start

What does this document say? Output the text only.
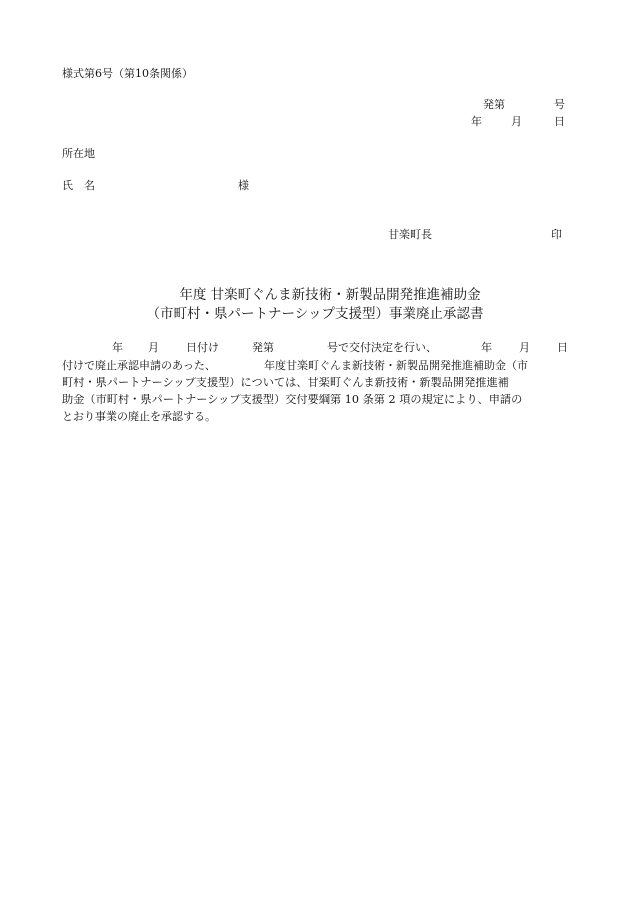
様式第6号（第10条関係）
発第	号
年	月	日
所在地
氏　名	様
甘楽町長	印
年度 甘楽町ぐんま新技術・新製品開発推進補助金
（市町村・県パートナーシップ支援型）事業廃止承認書
年 月 日付け	発第	号で交付決定を行い、	年 月 日
付けで廃止承認申請のあった、	年度甘楽町ぐんま新技術・新製品開発推進補助金（市
町村・県パートナーシップ支援型）については、甘楽町ぐんま新技術・新製品開発推進補
助金（市町村・県パートナーシップ支援型）交付要綱第 10 条第 2 項の規定により、申請の
とおり事業の廃止を承認する。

end

The exercise | Output the records above exactly; leave out the pictures.

Reply to the exercise |
What does this document say? Output the text only.
様式第6号（第10条関係）
発第	号
年	月	日
所在地
氏　名	様
甘楽町長	印
年度 甘楽町ぐんま新技術・新製品開発推進補助金
（市町村・県パートナーシップ支援型）事業廃止承認書
年 月 日付け	発第	号で交付決定を行い、	年 月 日
付けで廃止承認申請のあった、	年度甘楽町ぐんま新技術・新製品開発推進補助金（市
町村・県パートナーシップ支援型）については、甘楽町ぐんま新技術・新製品開発推進補
助金（市町村・県パートナーシップ支援型）交付要綱第 10 条第 2 項の規定により、申請の
とおり事業の廃止を承認する。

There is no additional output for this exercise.